Element and region listings
———

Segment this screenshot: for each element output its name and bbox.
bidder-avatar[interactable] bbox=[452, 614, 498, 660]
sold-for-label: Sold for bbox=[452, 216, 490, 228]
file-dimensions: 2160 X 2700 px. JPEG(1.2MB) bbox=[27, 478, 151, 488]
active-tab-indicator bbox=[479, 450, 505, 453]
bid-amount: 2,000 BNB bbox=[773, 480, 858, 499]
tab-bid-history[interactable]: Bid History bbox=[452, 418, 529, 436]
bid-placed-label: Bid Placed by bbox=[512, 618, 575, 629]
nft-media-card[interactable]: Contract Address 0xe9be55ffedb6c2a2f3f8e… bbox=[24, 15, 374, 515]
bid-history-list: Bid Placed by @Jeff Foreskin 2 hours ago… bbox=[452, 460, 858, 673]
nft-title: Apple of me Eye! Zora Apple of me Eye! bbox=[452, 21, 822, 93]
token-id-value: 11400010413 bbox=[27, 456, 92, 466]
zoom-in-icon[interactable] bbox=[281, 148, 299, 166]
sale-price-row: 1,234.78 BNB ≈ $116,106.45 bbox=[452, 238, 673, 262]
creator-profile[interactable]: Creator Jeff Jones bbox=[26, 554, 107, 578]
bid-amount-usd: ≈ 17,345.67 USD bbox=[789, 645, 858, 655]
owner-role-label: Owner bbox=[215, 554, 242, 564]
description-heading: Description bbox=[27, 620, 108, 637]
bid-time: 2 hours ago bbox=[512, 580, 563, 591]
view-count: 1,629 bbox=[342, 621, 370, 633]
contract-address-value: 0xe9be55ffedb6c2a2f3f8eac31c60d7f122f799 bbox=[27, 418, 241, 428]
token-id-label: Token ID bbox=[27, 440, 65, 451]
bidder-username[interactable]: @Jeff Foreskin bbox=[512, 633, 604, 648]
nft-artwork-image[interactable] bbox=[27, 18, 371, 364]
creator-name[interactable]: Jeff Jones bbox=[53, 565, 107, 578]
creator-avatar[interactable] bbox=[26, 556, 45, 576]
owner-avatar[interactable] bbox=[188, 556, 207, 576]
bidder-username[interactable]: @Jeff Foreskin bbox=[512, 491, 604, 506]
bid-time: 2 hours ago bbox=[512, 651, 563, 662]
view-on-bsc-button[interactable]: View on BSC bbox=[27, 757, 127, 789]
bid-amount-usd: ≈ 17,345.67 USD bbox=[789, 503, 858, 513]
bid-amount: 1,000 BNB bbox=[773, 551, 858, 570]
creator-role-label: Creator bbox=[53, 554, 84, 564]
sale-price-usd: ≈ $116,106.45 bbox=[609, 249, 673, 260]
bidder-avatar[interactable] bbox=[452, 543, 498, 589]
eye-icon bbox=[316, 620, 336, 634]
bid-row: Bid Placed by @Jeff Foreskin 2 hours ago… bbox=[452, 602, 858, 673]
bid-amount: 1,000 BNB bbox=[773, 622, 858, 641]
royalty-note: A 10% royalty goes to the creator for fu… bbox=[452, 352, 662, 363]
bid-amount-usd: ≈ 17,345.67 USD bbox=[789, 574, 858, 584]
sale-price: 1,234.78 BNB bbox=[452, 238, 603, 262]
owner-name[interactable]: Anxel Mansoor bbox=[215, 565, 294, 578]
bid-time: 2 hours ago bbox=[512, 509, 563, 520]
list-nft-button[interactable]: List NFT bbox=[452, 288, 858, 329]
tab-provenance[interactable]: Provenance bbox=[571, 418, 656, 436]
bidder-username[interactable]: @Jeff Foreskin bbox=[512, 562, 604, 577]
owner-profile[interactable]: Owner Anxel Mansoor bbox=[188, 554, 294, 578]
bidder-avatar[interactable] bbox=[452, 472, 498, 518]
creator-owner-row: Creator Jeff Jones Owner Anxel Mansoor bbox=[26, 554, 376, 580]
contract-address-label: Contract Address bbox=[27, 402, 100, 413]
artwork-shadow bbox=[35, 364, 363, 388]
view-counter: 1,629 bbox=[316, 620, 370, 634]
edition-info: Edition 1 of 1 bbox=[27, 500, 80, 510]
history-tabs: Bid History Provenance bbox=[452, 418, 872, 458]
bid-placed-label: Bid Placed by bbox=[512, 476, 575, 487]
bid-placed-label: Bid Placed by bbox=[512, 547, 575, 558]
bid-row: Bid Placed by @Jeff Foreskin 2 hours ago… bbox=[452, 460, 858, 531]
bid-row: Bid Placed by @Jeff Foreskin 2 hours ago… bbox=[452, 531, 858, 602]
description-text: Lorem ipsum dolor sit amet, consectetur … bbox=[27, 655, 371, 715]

———

Present all of the lines above as a numbered list, leaving out any blank ones.

1. Segment this screenshot: for each element output its name and bbox.
2. bidder-avatar[interactable] bbox=[452, 614, 498, 660]
3. sold-for-label: Sold for bbox=[452, 216, 490, 228]
4. file-dimensions: 2160 X 2700 px. JPEG(1.2MB) bbox=[27, 478, 151, 488]
5. active-tab-indicator bbox=[479, 450, 505, 453]
6. bid-amount: 2,000 BNB bbox=[773, 480, 858, 499]
7. tab-bid-history[interactable]: Bid History bbox=[452, 418, 529, 436]
8. bid-placed-label: Bid Placed by bbox=[512, 618, 575, 629]
9. nft-media-card[interactable]: Contract Address 0xe9be55ffedb6c2a2f3f8e… bbox=[24, 15, 374, 515]
10. bid-history-list: Bid Placed by @Jeff Foreskin 2 hours ago… bbox=[452, 460, 858, 673]
11. nft-title: Apple of me Eye! Zora Apple of me Eye! bbox=[452, 21, 822, 93]
12. token-id-value: 11400010413 bbox=[27, 456, 92, 466]
13. zoom-in-icon[interactable] bbox=[281, 148, 299, 166]
14. sale-price-row: 1,234.78 BNB ≈ $116,106.45 bbox=[452, 238, 673, 262]
15. creator-profile[interactable]: Creator Jeff Jones bbox=[26, 554, 107, 578]
16. bid-amount-usd: ≈ 17,345.67 USD bbox=[789, 645, 858, 655]
17. owner-role-label: Owner bbox=[215, 554, 242, 564]
18. description-heading: Description bbox=[27, 620, 108, 637]
19. bid-time: 2 hours ago bbox=[512, 580, 563, 591]
20. view-count: 1,629 bbox=[342, 621, 370, 633]
21. contract-address-value: 0xe9be55ffedb6c2a2f3f8eac31c60d7f122f799 bbox=[27, 418, 241, 428]
22. token-id-label: Token ID bbox=[27, 440, 65, 451]
23. bidder-username[interactable]: @Jeff Foreskin bbox=[512, 633, 604, 648]
24. nft-artwork-image[interactable] bbox=[27, 18, 371, 364]
25. creator-name[interactable]: Jeff Jones bbox=[53, 565, 107, 578]
26. creator-avatar[interactable] bbox=[26, 556, 45, 576]
27. owner-avatar[interactable] bbox=[188, 556, 207, 576]
28. bidder-username[interactable]: @Jeff Foreskin bbox=[512, 491, 604, 506]
29. bid-time: 2 hours ago bbox=[512, 651, 563, 662]
30. view-on-bsc-button[interactable]: View on BSC bbox=[27, 757, 127, 789]
31. bid-amount-usd: ≈ 17,345.67 USD bbox=[789, 503, 858, 513]
32. bid-amount: 1,000 BNB bbox=[773, 551, 858, 570]
33. creator-role-label: Creator bbox=[53, 554, 84, 564]
34. sale-price-usd: ≈ $116,106.45 bbox=[609, 249, 673, 260]
35. bidder-avatar[interactable] bbox=[452, 543, 498, 589]
36. eye-icon bbox=[316, 620, 336, 634]
37. bid-row: Bid Placed by @Jeff Foreskin 2 hours ago… bbox=[452, 602, 858, 673]
38. bid-amount: 1,000 BNB bbox=[773, 622, 858, 641]
39. royalty-note: A 10% royalty goes to the creator for fu… bbox=[452, 352, 662, 363]
40. bid-amount-usd: ≈ 17,345.67 USD bbox=[789, 574, 858, 584]
41. sale-price: 1,234.78 BNB bbox=[452, 238, 603, 262]
42. owner-name[interactable]: Anxel Mansoor bbox=[215, 565, 294, 578]
43. bid-time: 2 hours ago bbox=[512, 509, 563, 520]
44. list-nft-button[interactable]: List NFT bbox=[452, 288, 858, 329]
45. tab-provenance[interactable]: Provenance bbox=[571, 418, 656, 436]
46. bidder-username[interactable]: @Jeff Foreskin bbox=[512, 562, 604, 577]
47. owner-profile[interactable]: Owner Anxel Mansoor bbox=[188, 554, 294, 578]
48. bidder-avatar[interactable] bbox=[452, 472, 498, 518]
49. creator-owner-row: Creator Jeff Jones Owner Anxel Mansoor bbox=[26, 554, 376, 580]
50. contract-address-label: Contract Address bbox=[27, 402, 100, 413]
51. artwork-shadow bbox=[35, 364, 363, 388]
52. view-counter: 1,629 bbox=[316, 620, 370, 634]
53. edition-info: Edition 1 of 1 bbox=[27, 500, 80, 510]
54. history-tabs: Bid History Provenance bbox=[452, 418, 872, 458]
55. bid-placed-label: Bid Placed by bbox=[512, 476, 575, 487]
56. bid-placed-label: Bid Placed by bbox=[512, 547, 575, 558]
57. bid-row: Bid Placed by @Jeff Foreskin 2 hours ago… bbox=[452, 460, 858, 531]
58. bid-row: Bid Placed by @Jeff Foreskin 2 hours ago… bbox=[452, 531, 858, 602]
59. description-text: Lorem ipsum dolor sit amet, consectetur … bbox=[27, 655, 371, 715]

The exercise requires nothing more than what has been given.